— start Given information —
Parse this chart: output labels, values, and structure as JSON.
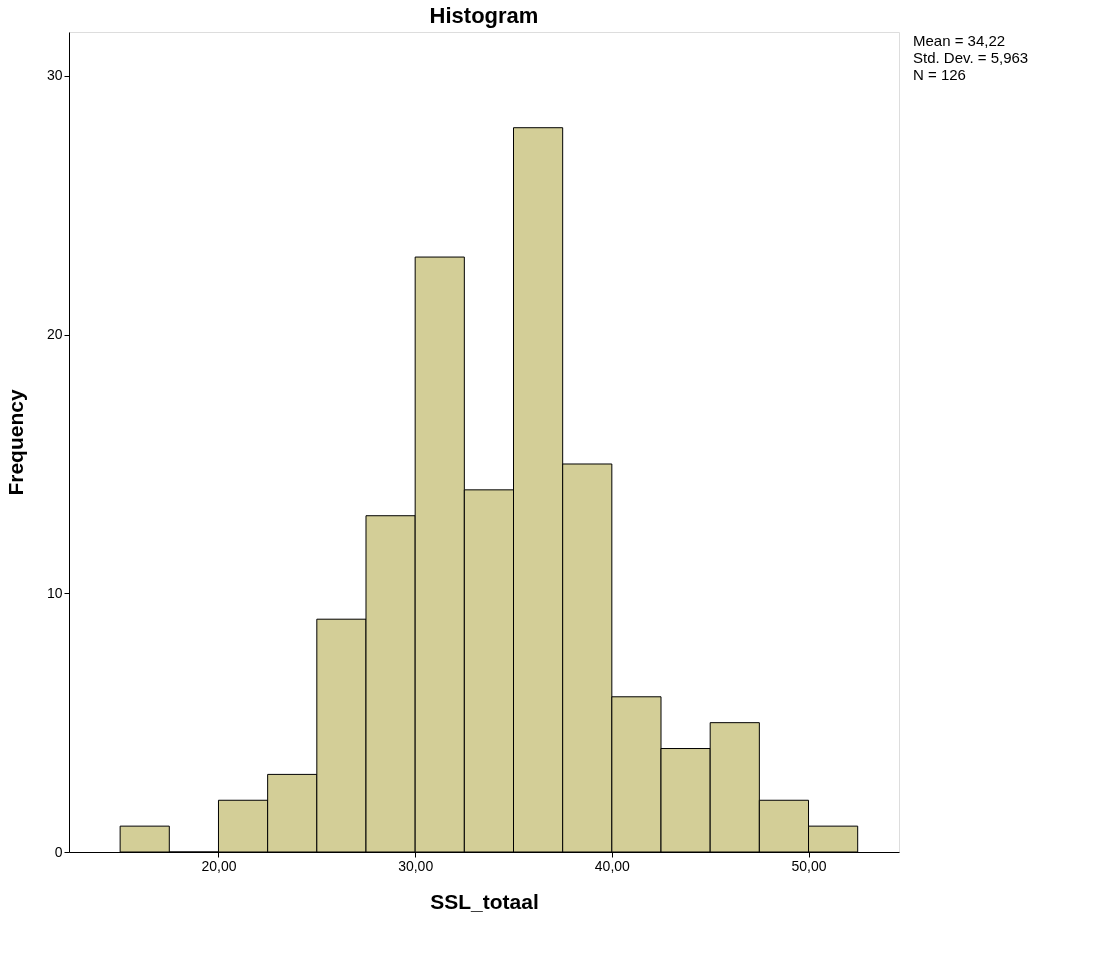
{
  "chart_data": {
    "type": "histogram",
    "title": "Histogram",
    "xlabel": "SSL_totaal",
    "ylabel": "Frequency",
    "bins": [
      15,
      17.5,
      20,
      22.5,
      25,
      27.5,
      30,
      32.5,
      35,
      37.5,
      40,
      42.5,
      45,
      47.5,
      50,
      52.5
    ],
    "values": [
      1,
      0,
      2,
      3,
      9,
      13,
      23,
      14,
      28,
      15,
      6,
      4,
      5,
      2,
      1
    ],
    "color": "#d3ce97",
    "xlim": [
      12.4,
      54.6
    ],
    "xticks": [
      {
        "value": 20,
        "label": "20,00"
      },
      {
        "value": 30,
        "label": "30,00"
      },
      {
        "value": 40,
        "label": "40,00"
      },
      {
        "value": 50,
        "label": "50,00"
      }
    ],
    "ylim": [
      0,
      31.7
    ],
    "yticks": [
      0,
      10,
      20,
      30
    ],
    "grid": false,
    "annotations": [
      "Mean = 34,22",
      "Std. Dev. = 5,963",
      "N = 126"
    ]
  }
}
— end Given information —
— start Given information —
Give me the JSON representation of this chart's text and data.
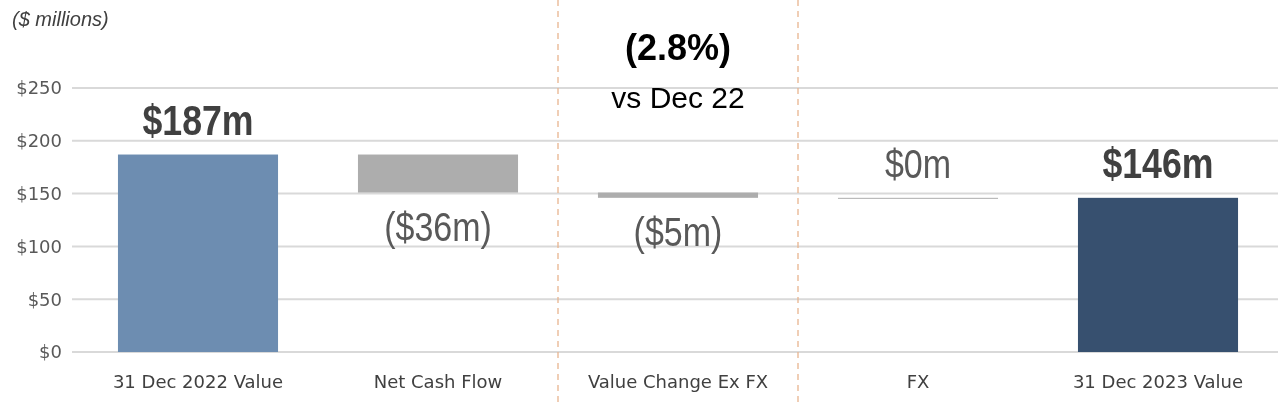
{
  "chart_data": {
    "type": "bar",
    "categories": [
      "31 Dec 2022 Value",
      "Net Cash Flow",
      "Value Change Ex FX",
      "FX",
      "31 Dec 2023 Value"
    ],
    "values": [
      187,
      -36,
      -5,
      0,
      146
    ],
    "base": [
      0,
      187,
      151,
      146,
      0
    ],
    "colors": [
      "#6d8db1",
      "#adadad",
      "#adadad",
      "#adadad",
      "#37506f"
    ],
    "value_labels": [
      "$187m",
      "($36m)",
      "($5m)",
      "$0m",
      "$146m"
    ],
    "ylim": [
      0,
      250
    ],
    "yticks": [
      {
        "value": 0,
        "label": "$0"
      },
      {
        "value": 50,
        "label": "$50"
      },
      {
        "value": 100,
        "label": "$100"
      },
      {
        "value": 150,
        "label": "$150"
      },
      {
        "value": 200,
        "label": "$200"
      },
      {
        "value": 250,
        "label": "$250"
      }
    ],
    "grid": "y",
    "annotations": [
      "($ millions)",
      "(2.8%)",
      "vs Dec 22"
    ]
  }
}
— end Given information —
— start Given information —
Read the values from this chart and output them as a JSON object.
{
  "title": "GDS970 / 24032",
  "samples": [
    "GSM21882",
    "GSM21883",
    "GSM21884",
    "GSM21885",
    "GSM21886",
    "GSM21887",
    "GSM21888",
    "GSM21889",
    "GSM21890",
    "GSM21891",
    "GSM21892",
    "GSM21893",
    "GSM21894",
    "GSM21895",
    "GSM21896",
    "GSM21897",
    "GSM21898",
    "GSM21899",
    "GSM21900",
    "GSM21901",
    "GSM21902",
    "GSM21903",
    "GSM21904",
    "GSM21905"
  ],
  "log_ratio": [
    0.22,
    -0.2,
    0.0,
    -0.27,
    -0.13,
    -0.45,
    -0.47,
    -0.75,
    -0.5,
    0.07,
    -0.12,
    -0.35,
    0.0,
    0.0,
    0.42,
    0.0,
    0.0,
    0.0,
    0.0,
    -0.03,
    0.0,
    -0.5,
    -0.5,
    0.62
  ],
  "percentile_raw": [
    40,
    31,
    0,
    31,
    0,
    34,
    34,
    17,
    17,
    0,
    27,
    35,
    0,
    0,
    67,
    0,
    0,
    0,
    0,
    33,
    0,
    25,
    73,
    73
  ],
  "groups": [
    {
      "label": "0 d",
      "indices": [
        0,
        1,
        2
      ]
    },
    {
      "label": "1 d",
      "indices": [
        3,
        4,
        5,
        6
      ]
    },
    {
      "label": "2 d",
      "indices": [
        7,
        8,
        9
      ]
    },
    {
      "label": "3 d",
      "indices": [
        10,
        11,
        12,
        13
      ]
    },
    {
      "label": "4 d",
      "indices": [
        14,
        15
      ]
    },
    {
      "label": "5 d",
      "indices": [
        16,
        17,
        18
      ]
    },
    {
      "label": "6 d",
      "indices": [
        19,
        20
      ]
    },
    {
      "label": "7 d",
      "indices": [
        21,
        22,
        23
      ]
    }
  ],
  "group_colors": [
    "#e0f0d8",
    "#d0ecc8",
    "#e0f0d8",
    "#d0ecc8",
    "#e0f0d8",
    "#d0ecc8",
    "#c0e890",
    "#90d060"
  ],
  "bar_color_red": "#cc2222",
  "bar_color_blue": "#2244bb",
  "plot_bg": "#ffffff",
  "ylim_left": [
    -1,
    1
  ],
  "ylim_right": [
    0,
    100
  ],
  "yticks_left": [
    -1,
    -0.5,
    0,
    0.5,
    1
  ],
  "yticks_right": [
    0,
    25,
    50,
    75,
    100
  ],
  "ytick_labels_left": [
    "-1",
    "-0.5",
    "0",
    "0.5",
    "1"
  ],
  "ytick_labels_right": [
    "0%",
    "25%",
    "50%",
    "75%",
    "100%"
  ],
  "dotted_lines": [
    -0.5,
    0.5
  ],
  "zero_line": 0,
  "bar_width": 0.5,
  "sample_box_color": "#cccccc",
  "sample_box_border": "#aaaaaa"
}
— end Given information —
• _Task details_
Take every line from the records above that has the word "this" and copy it.

• _Reply to the exercise_
Parse this chart: output labels, values, and structure as JSON.
Give me the JSON representation of this chart's text and data.
Read the values from this chart and output them as a JSON object.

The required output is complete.